Tuesday, January 08, 2008

another weekly post: what it all means

All right, for starters I'll point you to my post following Iowa's caucus last week. I do that out of shame, because it took me exactly 3 days to reverse myself. I'm going to be doing more reversing here, too. Again, soothsaying isn't my game.

Last week, I wrote that if Romney didn't win New Hampshire--as I and so many others rightfully predicted that he wouldn't--I thought you could put a fork in him. I retract that statement completely now (my last post was the beginning of the back-pedaling; this is full retreat).

To me, the truth is this: the GOP ticket is a total guess right now.

There's an 800-pound gorilla in the field (Giuliani), but nobody knows if he's going to be dominating or easily neutralized. Until we get a better picture of that, this thing is a toss-up. And we won't have a good picture of that until Super Tuesday, although we'll start getting some indications as the date gets closer. He needs to run a flawless January, and it needs to start tomorrow morning.

Tonight's victory for McCain is great for him. I don't care if he did it on the backs of independents-- something that the eventual nominee will have to do is score well with that block of voters if we want the White House in the proper hands. I'd dare even call him a front-runner again, just because he has a better chance than Huckabee of winning Michigan.

Tonight's performance by Romney is satisfactory. Considering he closed some pretty good gaps in the last few days in country that was friendly to McCain. . .I think there are some positives here. And I don't think his chances in MI will suffer because of tonight. If he can just keep putting up some solid numbers, winning hither and thither, he will be a force that we're still talking about at this time next month.

Overall, I think tonight is a HUGE victory for the GOP. Not for Senator Clinton, who no doubt is feeling like a survivor right now after her campaign's win, but rather because of her. Let me 'splain:

You see, I greatly "feared" the phenomenon of Obama. My biggest concern was that if he coasted to a big victory tonight, the game would just about be over on the other side of the aisle. That didn't happen.

Why fear Obama? you ask. I'll tell you why: he's somehow got an entire party--and a good number of independents--thinking that the office of President is about nothing other than personality. He's got nothing concrete to offer: no policy, no experience, not even a record of the kind of non-partisanship that he is trying to champion into the White House. He has somehow taken the party of "feelings" and made it even more ethereal. That's no small accomplishment. He's really mobilized the young voters, probably because that block of voters--of unknown strength, I might add--are so impervious to charges about his "inexperience". And therein lies the rub.

**Aim A:** Type out the stretch of the primary-campaign blog post from "Last week, I" through "start tomorrow morning.".
The blog post and the entries have no connection to each other.

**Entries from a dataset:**
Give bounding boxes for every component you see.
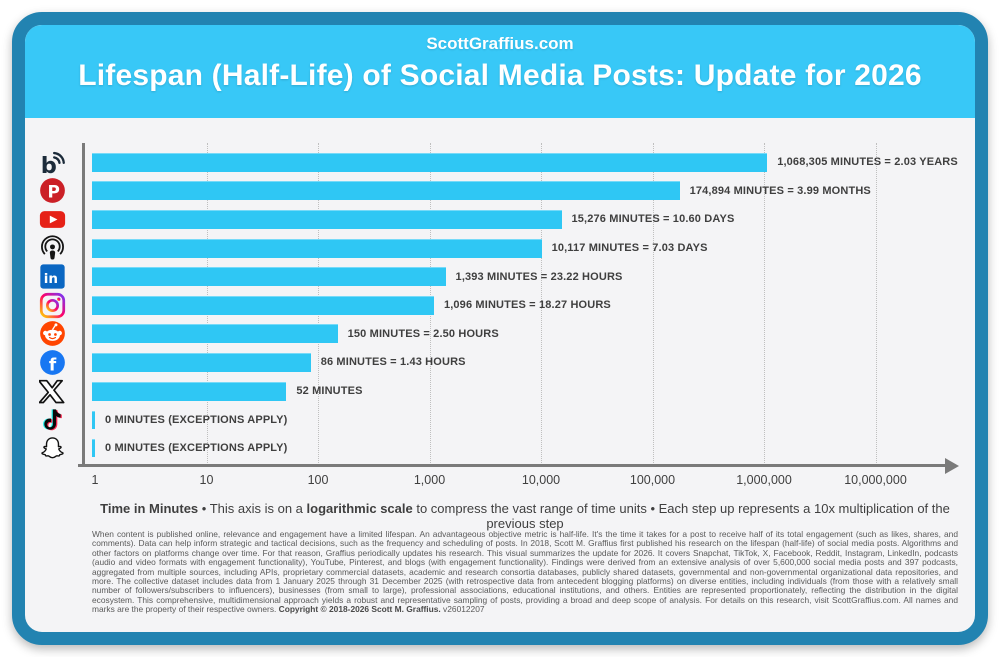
pinterest-icon: P — [38, 177, 66, 204]
infographic-card: ScottGraffius.com Lifespan (Half-Life) o… — [12, 12, 988, 645]
chart-row-podcasts: 10,117 MINUTES = 7.03 DAYS — [38, 234, 960, 263]
footnote-copyright: Copyright © 2018-2026 Scott M. Graffius. — [278, 604, 441, 615]
footnote-version: v26012207 — [440, 604, 485, 615]
footnote-body: When content is published online, releva… — [92, 529, 961, 615]
svg-text:in: in — [43, 271, 57, 287]
axis-caption-rest: to compress the vast range of time units… — [412, 501, 954, 531]
x-tick-label-10000: 10,000 — [521, 473, 561, 487]
bar-instagram — [92, 295, 434, 315]
bar-value-label-linkedin: 1,393 MINUTES = 23.22 HOURS — [455, 270, 623, 283]
bar-track-tiktok: 0 MINUTES (EXCEPTIONS APPLY) — [92, 410, 960, 429]
tiktok-icon — [38, 406, 66, 433]
bar-track-linkedin: 1,393 MINUTES = 23.22 HOURS — [92, 267, 960, 287]
chart-rows: b 1,068,305 MINUTES = 2.03 YEARS P 174,89… — [38, 148, 960, 463]
chart-row-youtube: 15,276 MINUTES = 10.60 DAYS — [38, 205, 960, 234]
x-axis-caption: Time in Minutes • This axis is on a loga… — [92, 501, 958, 531]
bar-value-label-podcasts: 10,117 MINUTES = 7.03 DAYS — [551, 242, 708, 255]
bar-track-snapchat: 0 MINUTES (EXCEPTIONS APPLY) — [92, 439, 960, 458]
chart-row-tiktok: 0 MINUTES (EXCEPTIONS APPLY) — [38, 405, 960, 434]
bar-value-label-tiktok: 0 MINUTES (EXCEPTIONS APPLY) — [105, 413, 288, 426]
bar-track-reddit: 150 MINUTES = 2.50 HOURS — [92, 324, 960, 344]
bar-value-label-youtube: 15,276 MINUTES = 10.60 DAYS — [571, 213, 735, 226]
x-tick-label-10000000: 10,000,000 — [844, 473, 907, 487]
bar-value-label-snapchat: 0 MINUTES (EXCEPTIONS APPLY) — [105, 442, 288, 455]
axis-caption-lead: Time in Minutes — [100, 501, 199, 516]
x-axis-line — [78, 464, 948, 467]
methodology-footnote: When content is published online, releva… — [92, 529, 961, 615]
bar-track-youtube: 15,276 MINUTES = 10.60 DAYS — [92, 209, 960, 229]
podcast-icon — [38, 235, 66, 262]
chart-row-linkedin: in 1,393 MINUTES = 23.22 HOURS — [38, 262, 960, 291]
x-tick-label-1: 1 — [91, 473, 99, 487]
bar-facebook — [92, 352, 311, 372]
x-icon — [38, 378, 66, 405]
bar-value-label-pinterest: 174,894 MINUTES = 3.99 MONTHS — [689, 184, 871, 197]
chart-row-reddit: 150 MINUTES = 2.50 HOURS — [38, 320, 960, 349]
axis-caption-mid: • This axis is on a — [198, 501, 307, 516]
bar-value-label-x: 52 MINUTES — [296, 385, 363, 398]
bar-track-instagram: 1,096 MINUTES = 18.27 HOURS — [92, 295, 960, 315]
instagram-icon — [38, 292, 66, 319]
blog-icon: b — [38, 149, 66, 176]
snapchat-icon — [38, 435, 66, 462]
bar-tiktok — [92, 410, 95, 429]
gridline-10000000 — [875, 143, 877, 463]
facebook-icon: f — [38, 349, 66, 376]
gridline-1000000 — [764, 143, 765, 463]
gridline-10000 — [541, 143, 542, 463]
bar-value-label-instagram: 1,096 MINUTES = 18.27 HOURS — [443, 299, 611, 312]
bar-track-x: 52 MINUTES — [92, 381, 960, 401]
bar-blog — [92, 152, 768, 172]
bar-track-pinterest: 174,894 MINUTES = 3.99 MONTHS — [92, 181, 960, 201]
header-banner: ScottGraffius.com Lifespan (Half-Life) o… — [25, 25, 975, 118]
bar-reddit — [92, 324, 338, 344]
chart-row-instagram: 1,096 MINUTES = 18.27 HOURS — [38, 291, 960, 320]
reddit-icon — [38, 320, 66, 347]
chart-row-blog: b 1,068,305 MINUTES = 2.03 YEARS — [38, 148, 960, 177]
bar-value-label-blog: 1,068,305 MINUTES = 2.03 YEARS — [777, 156, 958, 169]
linkedin-icon: in — [38, 263, 66, 290]
bar-x — [92, 381, 287, 401]
x-axis-arrowhead-icon — [945, 457, 959, 474]
x-tick-label-100000: 100,000 — [629, 473, 676, 487]
bar-pinterest — [92, 181, 680, 201]
bar-track-facebook: 86 MINUTES = 1.43 HOURS — [92, 352, 960, 372]
bar-youtube — [92, 209, 562, 229]
bar-podcasts — [92, 238, 542, 258]
page-title: Lifespan (Half-Life) of Social Media Pos… — [78, 59, 922, 92]
youtube-icon — [38, 206, 66, 233]
svg-text:P: P — [47, 182, 59, 202]
bar-value-label-facebook: 86 MINUTES = 1.43 HOURS — [320, 356, 466, 369]
bar-snapchat — [92, 439, 95, 458]
x-tick-label-1000: 1,000 — [413, 473, 446, 487]
site-name: ScottGraffius.com — [426, 34, 574, 53]
chart-row-pinterest: P 174,894 MINUTES = 3.99 MONTHS — [38, 177, 960, 206]
bar-value-label-reddit: 150 MINUTES = 2.50 HOURS — [347, 327, 499, 340]
x-tick-label-10: 10 — [199, 473, 214, 487]
bar-track-podcasts: 10,117 MINUTES = 7.03 DAYS — [92, 238, 960, 258]
svg-text:b: b — [40, 153, 56, 176]
chart-plot-area: b 1,068,305 MINUTES = 2.03 YEARS P 174,89… — [25, 25, 975, 632]
chart-row-x: 52 MINUTES — [38, 377, 960, 406]
bar-track-blog: 1,068,305 MINUTES = 2.03 YEARS — [92, 152, 960, 172]
x-tick-label-100: 100 — [307, 473, 329, 487]
axis-caption-scale: logarithmic scale — [306, 501, 413, 516]
svg-text:f: f — [48, 354, 56, 374]
chart-row-snapchat: 0 MINUTES (EXCEPTIONS APPLY) — [38, 434, 960, 463]
x-tick-label-1000000: 1,000,000 — [736, 473, 792, 487]
chart-row-facebook: f 86 MINUTES = 1.43 HOURS — [38, 348, 960, 377]
gridline-100000 — [652, 143, 654, 463]
y-axis-spine — [82, 143, 85, 465]
bar-linkedin — [92, 267, 446, 287]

**Aim B:** Revise the stretch of the entries from the line containing "pinterest-icon: P — [38, 177, 66, 204]" through the line containing "bar-value-label-podcasts: 10,117 MINUTES" by replacing "bar-track" with "bar-rail", leaving everything else unchanged, and give only those lines.

**Correct response A:**
Last week, I wrote that if Romney didn't win New Hampshire--as I and so many others rightfully predicted that he wouldn't--I thought you could put a fork in him. I retract that statement completely now (my last post was the beginning of the back-pedaling; this is full retreat).

To me, the truth is this: the GOP ticket is a total guess right now.

There's an 800-pound gorilla in the field (Giuliani), but nobody knows if he's going to be dominating or easily neutralized. Until we get a better picture of that, this thing is a toss-up. And we won't have a good picture of that until Super Tuesday, although we'll start getting some indications as the date gets closer. He needs to run a flawless January, and it needs to start tomorrow morning.

**Correct response B:**
pinterest-icon: P — [38, 177, 66, 204]
infographic-card: ScottGraffius.com Lifespan (Half-Life) o… — [12, 12, 988, 645]
chart-row-podcasts: 10,117 MINUTES = 7.03 DAYS — [38, 234, 960, 263]
footnote-copyright: Copyright © 2018-2026 Scott M. Graffius. — [278, 604, 441, 615]
footnote-version: v26012207 — [440, 604, 485, 615]
footnote-body: When content is published online, releva… — [92, 529, 961, 615]
svg-text:in: in — [43, 271, 57, 287]
axis-caption-rest: to compress the vast range of time units… — [412, 501, 954, 531]
x-tick-label-10000: 10,000 — [521, 473, 561, 487]
bar-instagram — [92, 295, 434, 315]
bar-value-label-linkedin: 1,393 MINUTES = 23.22 HOURS — [455, 270, 623, 283]
bar-rail-tiktok: 0 MINUTES (EXCEPTIONS APPLY) — [92, 410, 960, 429]
tiktok-icon — [38, 406, 66, 433]
bar-rail-linkedin: 1,393 MINUTES = 23.22 HOURS — [92, 267, 960, 287]
chart-rows: b 1,068,305 MINUTES = 2.03 YEARS P 174,89… — [38, 148, 960, 463]
chart-row-youtube: 15,276 MINUTES = 10.60 DAYS — [38, 205, 960, 234]
x-axis-caption: Time in Minutes • This axis is on a loga… — [92, 501, 958, 531]
bar-value-label-podcasts: 10,117 MINUTES = 7.03 DAYS — [551, 242, 708, 255]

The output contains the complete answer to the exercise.